Exercise: Go through the listing and return every line with "Agent" in it.

Entries supplied:
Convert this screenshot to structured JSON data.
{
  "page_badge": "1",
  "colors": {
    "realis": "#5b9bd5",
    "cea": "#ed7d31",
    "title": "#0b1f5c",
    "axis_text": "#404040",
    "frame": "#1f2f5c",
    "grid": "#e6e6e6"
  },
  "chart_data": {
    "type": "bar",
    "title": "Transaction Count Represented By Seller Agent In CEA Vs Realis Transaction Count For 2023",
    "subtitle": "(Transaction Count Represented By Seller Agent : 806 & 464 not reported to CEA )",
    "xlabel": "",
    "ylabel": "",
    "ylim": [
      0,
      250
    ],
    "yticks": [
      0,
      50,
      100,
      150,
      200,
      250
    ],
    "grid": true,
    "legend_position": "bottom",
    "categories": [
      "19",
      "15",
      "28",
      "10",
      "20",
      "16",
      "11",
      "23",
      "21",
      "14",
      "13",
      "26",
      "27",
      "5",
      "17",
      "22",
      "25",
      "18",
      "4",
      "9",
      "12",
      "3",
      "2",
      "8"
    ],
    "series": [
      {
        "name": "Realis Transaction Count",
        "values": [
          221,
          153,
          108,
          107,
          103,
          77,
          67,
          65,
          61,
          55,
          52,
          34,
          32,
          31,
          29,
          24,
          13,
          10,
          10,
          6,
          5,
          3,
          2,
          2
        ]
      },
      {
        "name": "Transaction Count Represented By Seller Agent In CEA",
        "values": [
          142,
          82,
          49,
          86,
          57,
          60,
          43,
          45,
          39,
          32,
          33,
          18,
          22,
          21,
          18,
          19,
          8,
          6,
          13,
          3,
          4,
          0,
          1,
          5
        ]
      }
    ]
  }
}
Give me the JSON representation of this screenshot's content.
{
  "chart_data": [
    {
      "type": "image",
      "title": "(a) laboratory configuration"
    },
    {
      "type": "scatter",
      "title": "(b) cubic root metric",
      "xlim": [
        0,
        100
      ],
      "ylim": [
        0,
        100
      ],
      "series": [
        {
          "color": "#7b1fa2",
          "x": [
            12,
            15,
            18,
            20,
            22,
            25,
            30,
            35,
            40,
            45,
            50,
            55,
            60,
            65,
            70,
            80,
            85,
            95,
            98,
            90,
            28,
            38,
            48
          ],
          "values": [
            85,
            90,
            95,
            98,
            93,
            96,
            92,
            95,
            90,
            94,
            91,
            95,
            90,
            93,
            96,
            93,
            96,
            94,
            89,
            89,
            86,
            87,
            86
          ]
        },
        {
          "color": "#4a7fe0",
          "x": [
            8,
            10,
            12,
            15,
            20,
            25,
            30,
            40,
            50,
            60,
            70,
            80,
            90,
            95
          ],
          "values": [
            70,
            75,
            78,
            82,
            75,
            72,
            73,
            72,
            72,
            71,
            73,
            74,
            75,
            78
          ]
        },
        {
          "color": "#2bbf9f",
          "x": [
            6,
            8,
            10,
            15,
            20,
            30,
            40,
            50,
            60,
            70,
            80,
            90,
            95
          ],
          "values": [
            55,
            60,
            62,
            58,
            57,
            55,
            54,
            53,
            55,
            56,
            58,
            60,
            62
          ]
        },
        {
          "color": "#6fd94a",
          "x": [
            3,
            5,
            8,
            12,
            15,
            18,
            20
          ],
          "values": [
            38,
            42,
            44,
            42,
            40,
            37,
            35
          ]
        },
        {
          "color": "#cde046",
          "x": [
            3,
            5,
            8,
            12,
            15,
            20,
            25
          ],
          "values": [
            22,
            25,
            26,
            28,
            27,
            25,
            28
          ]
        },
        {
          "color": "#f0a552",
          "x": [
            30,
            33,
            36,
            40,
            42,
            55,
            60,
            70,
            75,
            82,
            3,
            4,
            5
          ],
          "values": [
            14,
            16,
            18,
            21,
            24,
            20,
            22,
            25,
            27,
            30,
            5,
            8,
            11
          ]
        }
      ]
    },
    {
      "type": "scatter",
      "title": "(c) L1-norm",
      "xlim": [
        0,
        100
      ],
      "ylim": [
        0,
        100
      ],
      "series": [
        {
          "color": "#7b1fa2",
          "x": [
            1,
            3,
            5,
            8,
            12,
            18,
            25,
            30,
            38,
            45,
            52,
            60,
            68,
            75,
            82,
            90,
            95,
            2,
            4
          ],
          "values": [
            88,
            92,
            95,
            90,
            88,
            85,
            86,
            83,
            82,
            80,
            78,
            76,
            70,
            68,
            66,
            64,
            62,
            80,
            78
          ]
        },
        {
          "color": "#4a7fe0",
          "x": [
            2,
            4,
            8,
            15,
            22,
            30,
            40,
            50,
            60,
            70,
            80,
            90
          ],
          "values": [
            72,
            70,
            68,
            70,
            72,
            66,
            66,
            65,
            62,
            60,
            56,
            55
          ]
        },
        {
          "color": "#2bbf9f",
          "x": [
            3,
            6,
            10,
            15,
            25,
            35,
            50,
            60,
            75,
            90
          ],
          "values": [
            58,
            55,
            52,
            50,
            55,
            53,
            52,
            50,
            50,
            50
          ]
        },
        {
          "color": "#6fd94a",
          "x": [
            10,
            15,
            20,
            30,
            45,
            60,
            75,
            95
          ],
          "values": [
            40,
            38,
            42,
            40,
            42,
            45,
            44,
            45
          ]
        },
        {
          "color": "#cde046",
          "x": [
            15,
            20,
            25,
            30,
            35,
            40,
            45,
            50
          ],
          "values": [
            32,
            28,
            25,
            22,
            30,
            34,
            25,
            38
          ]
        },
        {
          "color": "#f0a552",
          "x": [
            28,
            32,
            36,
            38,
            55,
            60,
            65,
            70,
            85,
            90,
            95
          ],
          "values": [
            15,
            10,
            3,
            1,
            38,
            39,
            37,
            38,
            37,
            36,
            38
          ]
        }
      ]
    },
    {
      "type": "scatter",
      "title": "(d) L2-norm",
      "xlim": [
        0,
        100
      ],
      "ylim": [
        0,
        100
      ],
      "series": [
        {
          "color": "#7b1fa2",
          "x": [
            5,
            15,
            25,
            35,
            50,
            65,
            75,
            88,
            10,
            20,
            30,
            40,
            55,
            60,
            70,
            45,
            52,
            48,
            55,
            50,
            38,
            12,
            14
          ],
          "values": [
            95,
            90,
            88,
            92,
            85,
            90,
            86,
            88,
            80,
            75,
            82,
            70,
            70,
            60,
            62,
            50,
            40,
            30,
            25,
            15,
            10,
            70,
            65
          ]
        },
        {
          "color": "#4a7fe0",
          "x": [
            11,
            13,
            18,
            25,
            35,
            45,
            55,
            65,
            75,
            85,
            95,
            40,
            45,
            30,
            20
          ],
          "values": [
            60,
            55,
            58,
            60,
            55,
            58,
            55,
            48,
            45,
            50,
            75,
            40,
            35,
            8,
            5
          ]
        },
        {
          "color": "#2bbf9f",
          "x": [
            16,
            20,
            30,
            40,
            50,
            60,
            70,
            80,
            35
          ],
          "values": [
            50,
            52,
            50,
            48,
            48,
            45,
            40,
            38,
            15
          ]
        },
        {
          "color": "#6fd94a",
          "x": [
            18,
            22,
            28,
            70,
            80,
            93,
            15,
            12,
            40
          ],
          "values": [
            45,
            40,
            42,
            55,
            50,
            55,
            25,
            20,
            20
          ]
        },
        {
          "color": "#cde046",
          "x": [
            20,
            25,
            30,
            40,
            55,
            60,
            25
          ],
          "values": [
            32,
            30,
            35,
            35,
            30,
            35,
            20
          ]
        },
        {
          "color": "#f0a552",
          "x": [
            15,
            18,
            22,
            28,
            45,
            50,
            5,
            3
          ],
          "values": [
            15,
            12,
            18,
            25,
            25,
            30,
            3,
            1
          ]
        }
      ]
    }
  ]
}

Output of the exercise:
    "title": "Transaction Count Represented By Seller Agent In CEA Vs Realis Transaction Count For 2023",
    "subtitle": "(Transaction Count Represented By Seller Agent : 806 & 464 not reported to CEA )",
        "name": "Transaction Count Represented By Seller Agent In CEA",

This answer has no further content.